GIVEN PROBLEM:
Gather the lines from the material that contain "Inflation".

EXTRACTED DATA:
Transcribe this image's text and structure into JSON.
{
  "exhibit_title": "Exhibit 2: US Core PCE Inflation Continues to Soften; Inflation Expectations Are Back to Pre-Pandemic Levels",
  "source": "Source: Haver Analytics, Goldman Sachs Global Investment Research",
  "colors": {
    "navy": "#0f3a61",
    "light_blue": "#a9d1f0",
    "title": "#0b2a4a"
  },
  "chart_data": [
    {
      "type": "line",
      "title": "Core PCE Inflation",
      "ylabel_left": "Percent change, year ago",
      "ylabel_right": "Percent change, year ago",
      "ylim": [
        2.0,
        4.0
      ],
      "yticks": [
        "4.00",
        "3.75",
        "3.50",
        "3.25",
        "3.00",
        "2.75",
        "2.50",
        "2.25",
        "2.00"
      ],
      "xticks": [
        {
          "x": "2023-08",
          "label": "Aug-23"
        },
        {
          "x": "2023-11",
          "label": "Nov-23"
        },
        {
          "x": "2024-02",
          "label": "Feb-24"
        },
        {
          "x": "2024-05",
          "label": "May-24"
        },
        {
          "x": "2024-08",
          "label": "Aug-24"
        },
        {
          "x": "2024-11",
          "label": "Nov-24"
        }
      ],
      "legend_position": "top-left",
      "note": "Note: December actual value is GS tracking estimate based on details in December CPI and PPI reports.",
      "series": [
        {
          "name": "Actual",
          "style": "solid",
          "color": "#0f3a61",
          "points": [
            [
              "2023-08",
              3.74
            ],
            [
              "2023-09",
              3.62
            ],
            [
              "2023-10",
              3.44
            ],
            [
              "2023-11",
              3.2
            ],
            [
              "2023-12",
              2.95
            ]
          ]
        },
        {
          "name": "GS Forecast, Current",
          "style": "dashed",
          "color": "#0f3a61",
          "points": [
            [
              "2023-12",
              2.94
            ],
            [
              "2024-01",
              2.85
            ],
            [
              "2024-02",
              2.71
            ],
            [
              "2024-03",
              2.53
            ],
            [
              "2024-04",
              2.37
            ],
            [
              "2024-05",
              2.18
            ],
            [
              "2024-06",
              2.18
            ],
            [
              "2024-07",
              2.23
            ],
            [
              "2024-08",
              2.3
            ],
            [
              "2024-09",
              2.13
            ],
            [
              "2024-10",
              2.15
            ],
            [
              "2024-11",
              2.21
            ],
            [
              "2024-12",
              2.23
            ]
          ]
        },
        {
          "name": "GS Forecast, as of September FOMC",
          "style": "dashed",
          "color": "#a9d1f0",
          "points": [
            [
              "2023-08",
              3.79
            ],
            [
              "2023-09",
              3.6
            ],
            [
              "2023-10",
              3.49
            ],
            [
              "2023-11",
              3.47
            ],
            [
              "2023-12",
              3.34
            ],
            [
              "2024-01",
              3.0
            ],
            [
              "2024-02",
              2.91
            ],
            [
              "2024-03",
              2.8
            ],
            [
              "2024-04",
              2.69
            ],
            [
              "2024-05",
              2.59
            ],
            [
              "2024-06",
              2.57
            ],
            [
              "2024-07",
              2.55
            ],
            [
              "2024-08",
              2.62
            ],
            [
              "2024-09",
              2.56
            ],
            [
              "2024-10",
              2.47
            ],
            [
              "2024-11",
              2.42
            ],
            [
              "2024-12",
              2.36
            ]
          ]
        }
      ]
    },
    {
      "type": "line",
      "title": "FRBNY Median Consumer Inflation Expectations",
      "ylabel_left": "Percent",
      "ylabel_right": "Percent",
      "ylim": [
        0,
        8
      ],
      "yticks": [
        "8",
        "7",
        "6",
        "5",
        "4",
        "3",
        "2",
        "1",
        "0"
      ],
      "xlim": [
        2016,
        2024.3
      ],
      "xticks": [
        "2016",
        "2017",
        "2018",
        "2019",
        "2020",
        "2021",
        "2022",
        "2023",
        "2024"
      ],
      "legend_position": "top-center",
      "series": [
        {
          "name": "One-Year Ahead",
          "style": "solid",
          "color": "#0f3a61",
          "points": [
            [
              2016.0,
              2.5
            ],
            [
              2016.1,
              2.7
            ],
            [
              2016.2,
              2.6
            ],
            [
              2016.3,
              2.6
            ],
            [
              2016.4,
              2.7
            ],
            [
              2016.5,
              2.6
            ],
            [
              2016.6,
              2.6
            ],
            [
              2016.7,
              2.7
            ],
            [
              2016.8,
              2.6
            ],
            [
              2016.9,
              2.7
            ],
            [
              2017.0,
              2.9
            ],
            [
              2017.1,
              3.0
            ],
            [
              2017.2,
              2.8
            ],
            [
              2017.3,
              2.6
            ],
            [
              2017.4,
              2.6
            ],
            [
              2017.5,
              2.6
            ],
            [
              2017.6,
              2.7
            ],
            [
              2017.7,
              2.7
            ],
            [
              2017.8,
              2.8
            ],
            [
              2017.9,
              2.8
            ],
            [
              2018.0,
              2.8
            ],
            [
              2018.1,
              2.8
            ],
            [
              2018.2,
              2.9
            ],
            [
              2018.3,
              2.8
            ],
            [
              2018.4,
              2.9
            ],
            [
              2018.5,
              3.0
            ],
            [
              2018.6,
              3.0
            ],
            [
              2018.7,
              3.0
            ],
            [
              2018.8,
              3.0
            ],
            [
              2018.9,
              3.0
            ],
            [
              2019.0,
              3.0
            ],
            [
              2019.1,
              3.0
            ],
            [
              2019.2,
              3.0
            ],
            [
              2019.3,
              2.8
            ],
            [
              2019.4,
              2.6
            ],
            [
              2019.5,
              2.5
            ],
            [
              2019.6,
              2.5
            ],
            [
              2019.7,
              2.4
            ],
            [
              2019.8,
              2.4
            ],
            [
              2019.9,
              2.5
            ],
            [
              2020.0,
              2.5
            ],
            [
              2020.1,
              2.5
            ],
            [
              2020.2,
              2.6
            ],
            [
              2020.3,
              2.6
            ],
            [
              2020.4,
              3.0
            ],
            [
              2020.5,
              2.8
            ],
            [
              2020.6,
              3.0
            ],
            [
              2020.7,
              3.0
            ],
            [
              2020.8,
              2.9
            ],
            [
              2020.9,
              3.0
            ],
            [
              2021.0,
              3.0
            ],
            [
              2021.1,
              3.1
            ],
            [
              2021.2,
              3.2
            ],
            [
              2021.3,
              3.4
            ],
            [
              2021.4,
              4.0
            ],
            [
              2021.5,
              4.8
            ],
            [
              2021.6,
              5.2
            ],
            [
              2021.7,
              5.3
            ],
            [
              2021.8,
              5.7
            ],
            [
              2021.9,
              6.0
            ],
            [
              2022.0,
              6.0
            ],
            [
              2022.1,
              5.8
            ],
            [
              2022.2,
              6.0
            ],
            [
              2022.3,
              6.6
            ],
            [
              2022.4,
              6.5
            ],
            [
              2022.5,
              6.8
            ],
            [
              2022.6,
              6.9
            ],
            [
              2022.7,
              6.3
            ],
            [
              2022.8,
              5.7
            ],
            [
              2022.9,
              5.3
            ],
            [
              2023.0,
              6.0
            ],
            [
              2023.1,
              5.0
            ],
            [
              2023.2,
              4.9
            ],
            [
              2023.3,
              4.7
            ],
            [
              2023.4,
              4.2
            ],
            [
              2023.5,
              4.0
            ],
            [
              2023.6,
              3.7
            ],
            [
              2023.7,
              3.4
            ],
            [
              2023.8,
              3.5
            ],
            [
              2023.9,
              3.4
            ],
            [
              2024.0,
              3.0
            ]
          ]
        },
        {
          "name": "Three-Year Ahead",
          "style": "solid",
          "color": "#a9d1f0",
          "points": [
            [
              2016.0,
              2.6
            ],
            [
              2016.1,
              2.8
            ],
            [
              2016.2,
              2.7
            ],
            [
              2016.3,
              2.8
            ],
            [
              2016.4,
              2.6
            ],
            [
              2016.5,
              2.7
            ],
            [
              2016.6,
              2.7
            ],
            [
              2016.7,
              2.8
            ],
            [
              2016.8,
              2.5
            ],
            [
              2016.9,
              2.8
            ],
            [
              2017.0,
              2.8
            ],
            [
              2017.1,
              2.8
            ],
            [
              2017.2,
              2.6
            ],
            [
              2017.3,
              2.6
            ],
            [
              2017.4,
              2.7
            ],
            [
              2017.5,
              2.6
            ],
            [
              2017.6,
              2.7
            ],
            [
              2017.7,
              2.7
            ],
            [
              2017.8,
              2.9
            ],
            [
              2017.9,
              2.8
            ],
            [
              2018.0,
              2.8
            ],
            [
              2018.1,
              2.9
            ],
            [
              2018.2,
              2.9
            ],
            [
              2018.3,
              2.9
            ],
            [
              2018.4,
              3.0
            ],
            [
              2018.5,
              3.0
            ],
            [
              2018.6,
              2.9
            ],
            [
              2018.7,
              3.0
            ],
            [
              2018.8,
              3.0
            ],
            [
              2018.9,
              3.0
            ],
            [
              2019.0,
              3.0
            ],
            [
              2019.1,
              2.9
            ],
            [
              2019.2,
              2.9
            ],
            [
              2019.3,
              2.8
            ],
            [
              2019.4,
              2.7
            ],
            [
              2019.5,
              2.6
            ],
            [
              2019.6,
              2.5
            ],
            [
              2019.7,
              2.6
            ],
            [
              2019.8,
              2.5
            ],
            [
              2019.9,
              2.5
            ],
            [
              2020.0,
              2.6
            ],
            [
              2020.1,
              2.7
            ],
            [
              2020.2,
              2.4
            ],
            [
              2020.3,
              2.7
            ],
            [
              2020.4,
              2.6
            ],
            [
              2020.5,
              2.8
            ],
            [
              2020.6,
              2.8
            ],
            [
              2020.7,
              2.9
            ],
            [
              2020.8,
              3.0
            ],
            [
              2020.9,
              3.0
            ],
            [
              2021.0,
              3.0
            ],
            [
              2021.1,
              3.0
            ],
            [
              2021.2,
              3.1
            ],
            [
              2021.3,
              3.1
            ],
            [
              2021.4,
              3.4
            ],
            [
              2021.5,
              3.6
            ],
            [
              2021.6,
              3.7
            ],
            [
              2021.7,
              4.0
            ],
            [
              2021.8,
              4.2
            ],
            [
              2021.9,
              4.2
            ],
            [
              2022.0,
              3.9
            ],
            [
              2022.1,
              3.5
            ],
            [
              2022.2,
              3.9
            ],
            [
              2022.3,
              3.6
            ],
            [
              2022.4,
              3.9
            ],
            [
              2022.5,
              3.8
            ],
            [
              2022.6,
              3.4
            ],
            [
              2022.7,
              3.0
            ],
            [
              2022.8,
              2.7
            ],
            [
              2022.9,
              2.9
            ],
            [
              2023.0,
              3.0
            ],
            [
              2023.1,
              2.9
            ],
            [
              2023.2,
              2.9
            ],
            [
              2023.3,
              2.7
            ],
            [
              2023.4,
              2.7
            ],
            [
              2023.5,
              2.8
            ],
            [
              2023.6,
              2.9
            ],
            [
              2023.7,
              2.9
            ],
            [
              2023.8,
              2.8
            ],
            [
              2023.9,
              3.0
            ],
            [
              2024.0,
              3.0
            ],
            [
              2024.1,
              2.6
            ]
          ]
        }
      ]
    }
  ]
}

RESPONSE TO THIS EXERCISE:
  "exhibit_title": "Exhibit 2: US Core PCE Inflation Continues to Soften; Inflation Expectations Are Back to Pre-Pandemic Levels",
      "title": "Core PCE Inflation",
      "title": "FRBNY Median Consumer Inflation Expectations",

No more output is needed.